◆ Saved data entries:
— Start —
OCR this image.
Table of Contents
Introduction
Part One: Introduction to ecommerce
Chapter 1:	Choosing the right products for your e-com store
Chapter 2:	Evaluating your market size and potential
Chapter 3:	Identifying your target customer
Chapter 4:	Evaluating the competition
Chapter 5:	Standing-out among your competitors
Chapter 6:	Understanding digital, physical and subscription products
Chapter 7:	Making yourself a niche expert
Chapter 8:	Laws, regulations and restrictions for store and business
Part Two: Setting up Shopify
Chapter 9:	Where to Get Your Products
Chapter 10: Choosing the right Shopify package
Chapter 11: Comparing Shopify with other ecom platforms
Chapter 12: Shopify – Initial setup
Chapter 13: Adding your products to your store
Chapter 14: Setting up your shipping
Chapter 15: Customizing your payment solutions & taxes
— End —
◆ Stated goal: Take each line of the material that contains the word "Part" and list it.

◆ Final answer:
Part One: Introduction to ecommerce
Part Two: Setting up Shopify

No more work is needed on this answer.